**EXERCISE REQUIREMENTS:**
Return all lines that include the string "Türkiye".

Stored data
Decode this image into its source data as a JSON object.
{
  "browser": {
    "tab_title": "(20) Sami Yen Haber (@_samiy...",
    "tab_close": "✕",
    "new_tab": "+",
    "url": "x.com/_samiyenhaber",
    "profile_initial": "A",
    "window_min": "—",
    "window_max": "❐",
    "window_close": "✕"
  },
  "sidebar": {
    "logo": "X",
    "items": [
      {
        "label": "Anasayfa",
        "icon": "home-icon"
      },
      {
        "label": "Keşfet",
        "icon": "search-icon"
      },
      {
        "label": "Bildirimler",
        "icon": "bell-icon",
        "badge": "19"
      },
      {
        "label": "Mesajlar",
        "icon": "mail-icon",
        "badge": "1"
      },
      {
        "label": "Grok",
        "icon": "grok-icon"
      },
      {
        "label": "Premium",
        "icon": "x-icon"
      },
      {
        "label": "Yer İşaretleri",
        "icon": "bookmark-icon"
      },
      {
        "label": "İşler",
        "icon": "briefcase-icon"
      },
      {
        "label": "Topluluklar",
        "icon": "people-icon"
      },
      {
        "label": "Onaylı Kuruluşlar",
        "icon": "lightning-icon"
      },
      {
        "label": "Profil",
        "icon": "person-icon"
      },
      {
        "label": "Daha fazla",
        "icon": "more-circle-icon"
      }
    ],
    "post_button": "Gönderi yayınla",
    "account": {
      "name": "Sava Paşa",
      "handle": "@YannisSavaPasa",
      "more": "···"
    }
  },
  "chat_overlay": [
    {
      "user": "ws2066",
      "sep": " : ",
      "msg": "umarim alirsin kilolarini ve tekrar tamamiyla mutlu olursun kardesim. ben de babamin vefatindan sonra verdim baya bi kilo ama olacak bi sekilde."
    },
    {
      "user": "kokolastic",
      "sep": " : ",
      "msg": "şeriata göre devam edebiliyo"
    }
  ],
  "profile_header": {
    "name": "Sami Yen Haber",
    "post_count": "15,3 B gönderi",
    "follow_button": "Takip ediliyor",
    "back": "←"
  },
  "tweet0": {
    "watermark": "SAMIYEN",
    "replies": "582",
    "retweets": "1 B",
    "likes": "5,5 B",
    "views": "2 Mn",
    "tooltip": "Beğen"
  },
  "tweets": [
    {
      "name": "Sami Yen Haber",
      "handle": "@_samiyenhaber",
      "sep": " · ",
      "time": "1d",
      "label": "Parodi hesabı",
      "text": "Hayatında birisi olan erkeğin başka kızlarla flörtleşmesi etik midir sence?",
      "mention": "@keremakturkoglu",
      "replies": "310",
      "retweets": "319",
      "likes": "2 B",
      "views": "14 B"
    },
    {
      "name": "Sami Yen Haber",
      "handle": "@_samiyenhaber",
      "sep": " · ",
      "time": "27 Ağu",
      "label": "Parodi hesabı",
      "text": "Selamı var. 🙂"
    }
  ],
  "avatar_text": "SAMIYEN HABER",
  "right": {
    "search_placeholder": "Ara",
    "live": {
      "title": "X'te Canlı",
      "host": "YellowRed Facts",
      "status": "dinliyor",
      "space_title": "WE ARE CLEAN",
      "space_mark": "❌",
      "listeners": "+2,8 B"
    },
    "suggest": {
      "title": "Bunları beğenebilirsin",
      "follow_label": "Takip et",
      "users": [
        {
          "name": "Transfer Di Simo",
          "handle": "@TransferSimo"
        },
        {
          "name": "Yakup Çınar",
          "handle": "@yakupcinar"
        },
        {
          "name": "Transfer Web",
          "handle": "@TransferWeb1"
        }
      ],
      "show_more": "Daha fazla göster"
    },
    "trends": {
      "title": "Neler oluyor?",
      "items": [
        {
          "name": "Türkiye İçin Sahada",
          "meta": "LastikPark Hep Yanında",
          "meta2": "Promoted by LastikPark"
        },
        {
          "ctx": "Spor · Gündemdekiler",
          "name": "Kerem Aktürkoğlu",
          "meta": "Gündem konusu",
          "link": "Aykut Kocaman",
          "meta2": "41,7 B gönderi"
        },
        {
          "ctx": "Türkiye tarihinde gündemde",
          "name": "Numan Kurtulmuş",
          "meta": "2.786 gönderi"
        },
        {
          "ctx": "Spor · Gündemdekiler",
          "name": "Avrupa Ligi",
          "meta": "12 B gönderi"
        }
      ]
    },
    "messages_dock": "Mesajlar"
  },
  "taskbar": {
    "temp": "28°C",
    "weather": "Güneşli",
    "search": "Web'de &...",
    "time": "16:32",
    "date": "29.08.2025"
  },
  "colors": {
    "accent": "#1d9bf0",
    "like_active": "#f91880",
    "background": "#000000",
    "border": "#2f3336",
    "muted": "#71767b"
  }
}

**TASK RESPONSE:**
          "name": "Türkiye İçin Sahada",
          "ctx": "Türkiye tarihinde gündemde",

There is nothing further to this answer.